List the lines of this listing that hold the word "Wiegenfest".

>>>>>

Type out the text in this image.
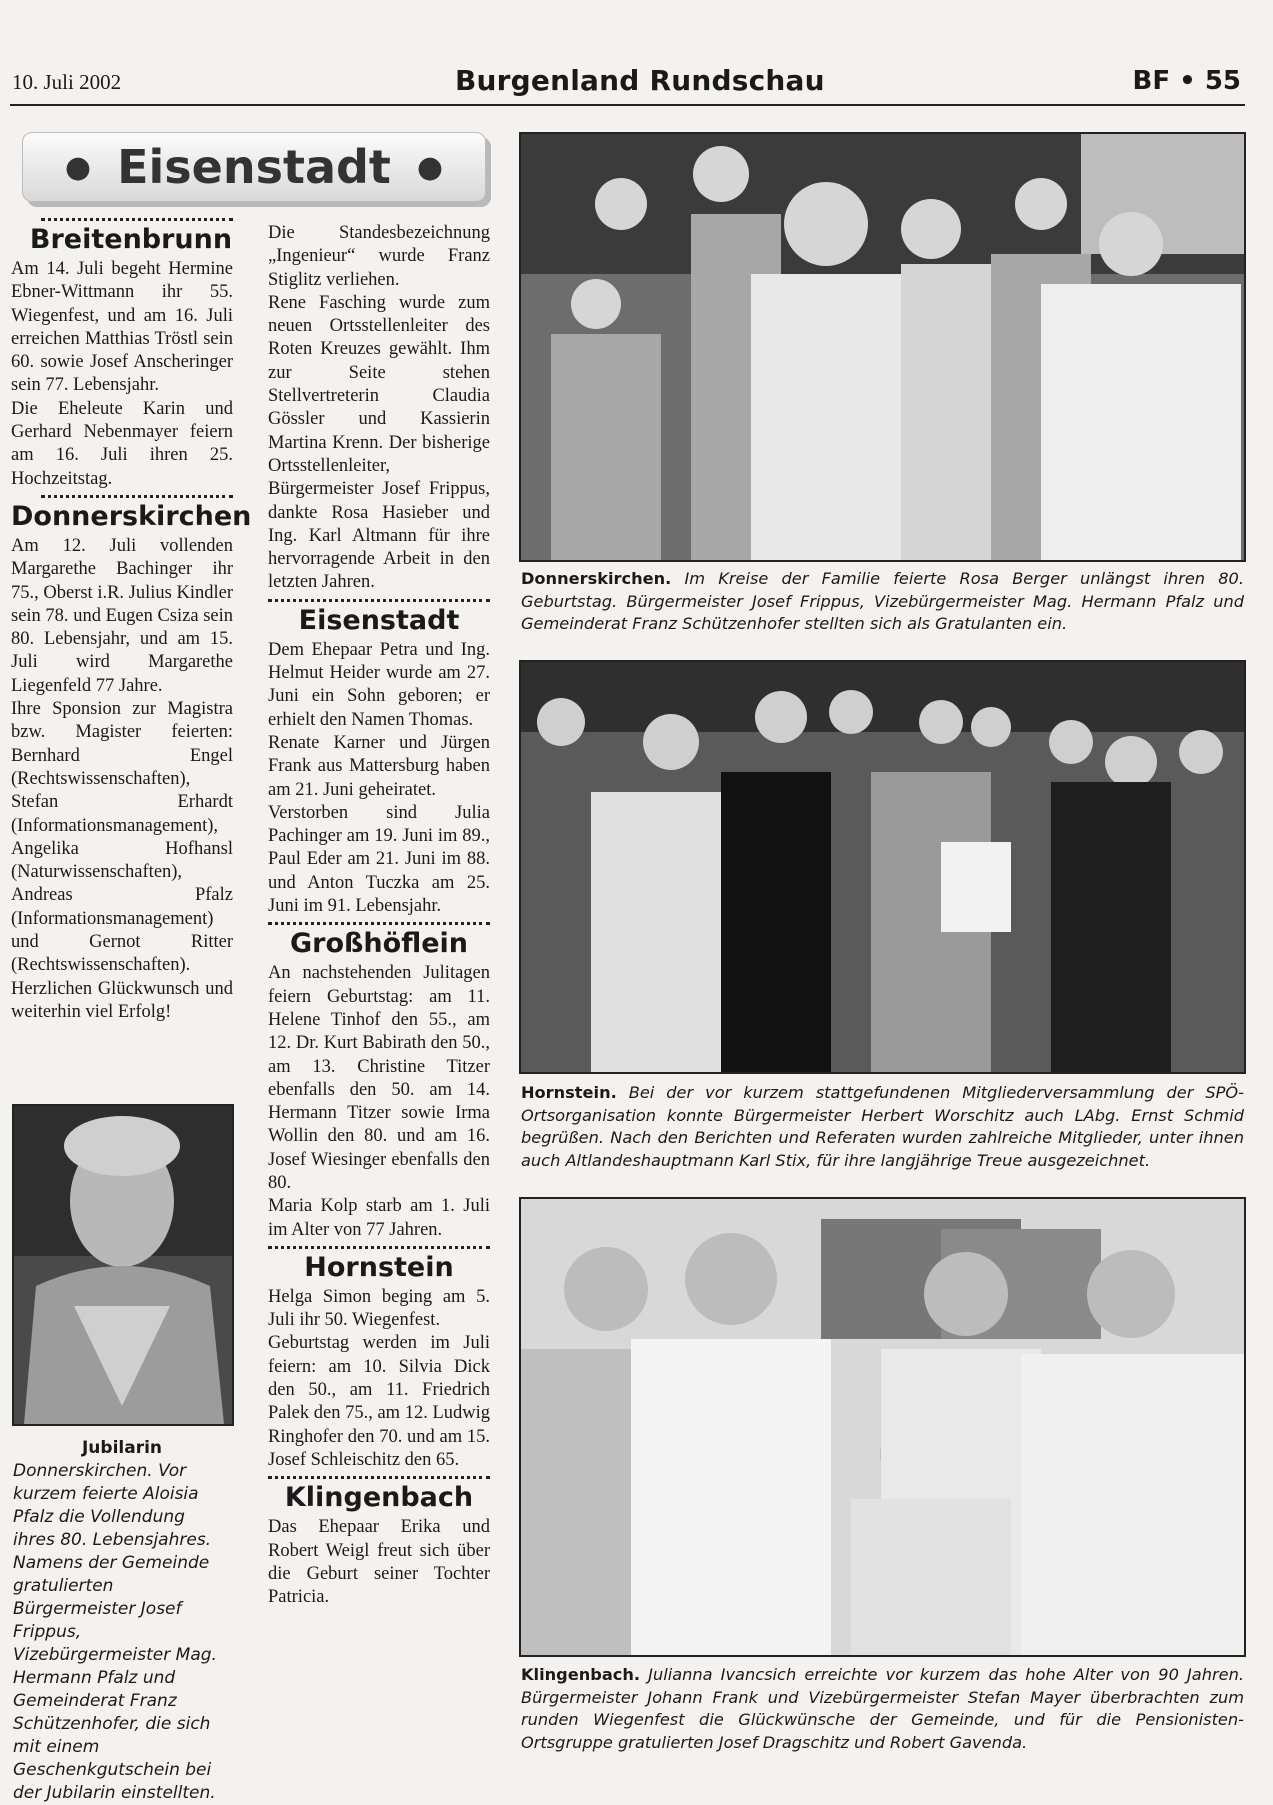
10. Juli 2002	Burgenland Rundschau	BF • 55
● Eisenstadt ●
Breitenbrunn

Am 14. Juli begeht Hermine Ebner-Wittmann ihr 55. Wiegenfest, und am 16. Juli erreichen Matthias Tröstl sein 60. sowie Josef Anscheringer sein 77. Lebensjahr.

Die Eheleute Karin und Gerhard Nebenmayer feiern am 16. Juli ihren 25. Hochzeitstag.

Donnerskirchen

Am 12. Juli vollenden Margarethe Bachinger ihr 75., Oberst i.R. Julius Kindler sein 78. und Eugen Csiza sein 80. Lebensjahr, und am 15. Juli wird Margarethe Liegenfeld 77 Jahre.

Ihre Sponsion zur Magistra bzw. Magister feierten: Bernhard Engel (Rechtswissenschaften), Stefan Erhardt (Informationsmanagement), Angelika Hofhansl (Naturwissenschaften), Andreas Pfalz (Informationsmanagement) und Gernot Ritter (Rechtswissenschaften). Herzlichen Glückwunsch und weiterhin viel Erfolg!

Die Standesbezeichnung „Ingenieur“ wurde Franz Stiglitz verliehen.

Rene Fasching wurde zum neuen Ortsstellenleiter des Roten Kreuzes gewählt. Ihm zur Seite stehen Stellvertreterin Claudia Gössler und Kassierin Martina Krenn. Der bisherige Ortsstellenleiter, Bürgermeister Josef Frippus, dankte Rosa Hasieber und Ing. Karl Altmann für ihre hervorragende Arbeit in den letzten Jahren.

Eisenstadt

Dem Ehepaar Petra und Ing. Helmut Heider wurde am 27. Juni ein Sohn geboren; er erhielt den Namen Thomas.

Renate Karner und Jürgen Frank aus Mattersburg haben am 21. Juni geheiratet.

Verstorben sind Julia Pachinger am 19. Juni im 89., Paul Eder am 21. Juni im 88. und Anton Tuczka am 25. Juni im 91. Lebensjahr.

Großhöflein

An nachstehenden Julitagen feiern Geburtstag: am 11. Helene Tinhof den 55., am 12. Dr. Kurt Babirath den 50., am 13. Christine Titzer ebenfalls den 50. am 14. Hermann Titzer sowie Irma Wollin den 80. und am 16. Josef Wiesinger ebenfalls den 80.

Maria Kolp starb am 1. Juli im Alter von 77 Jahren.

Hornstein

Helga Simon beging am 5. Juli ihr 50. Wiegenfest.

Geburtstag werden im Juli feiern: am 10. Silvia Dick den 50., am 11. Friedrich Palek den 75., am 12. Ludwig Ringhofer den 70. und am 15. Josef Schleischitz den 65.

Klingenbach

Das Ehepaar Erika und Robert Weigl freut sich über die Geburt seiner Tochter Patricia.

Jubilarin
Donnerskirchen. Vor kurzem feierte Aloisia Pfalz die Vollendung ihres 80. Lebensjahres. Namens der Gemeinde gratulierten Bürgermeister Josef Frippus, Vizebürgermeister Mag. Hermann Pfalz und Gemeinderat Franz Schützenhofer, die sich mit einem Geschenkgutschein bei der Jubilarin einstellten.
Donnerskirchen. Im Kreise der Familie feierte Rosa Berger unlängst ihren 80. Geburtstag. Bürgermeister Josef Frippus, Vizebürgermeister Mag. Hermann Pfalz und Gemeinderat Franz Schützenhofer stellten sich als Gratulanten ein.
Hornstein. Bei der vor kurzem stattgefundenen Mitgliederversammlung der SPÖ-Ortsorganisation konnte Bürgermeister Herbert Worschitz auch LAbg. Ernst Schmid begrüßen. Nach den Berichten und Referaten wurden zahlreiche Mitglieder, unter ihnen auch Altlandeshauptmann Karl Stix, für ihre langjährige Treue ausgezeichnet.
Klingenbach. Julianna Ivancsich erreichte vor kurzem das hohe Alter von 90 Jahren. Bürgermeister Johann Frank und Vizebürgermeister Stefan Mayer überbrachten zum runden Wiegenfest die Glückwünsche der Gemeinde, und für die Pensionisten-Ortsgruppe gratulierten Josef Dragschitz und Robert Gavenda.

<<<<<

• THE COMPLETED TASK:
Am 14. Juli begeht Hermine Ebner-Wittmann ihr 55. Wiegenfest, und am 16. Juli erreichen Matthias Tröstl sein 60. sowie Josef Anscheringer sein 77. Lebensjahr.
Helga Simon beging am 5. Juli ihr 50. Wiegenfest.
Klingenbach. Julianna Ivancsich erreichte vor kurzem das hohe Alter von 90 Jahren. Bürgermeister Johann Frank und Vizebürgermeister Stefan Mayer überbrachten zum runden Wiegenfest die Glückwünsche der Gemeinde, und für die Pensionisten-Ortsgruppe gratulierten Josef Dragschitz und Robert Gavenda.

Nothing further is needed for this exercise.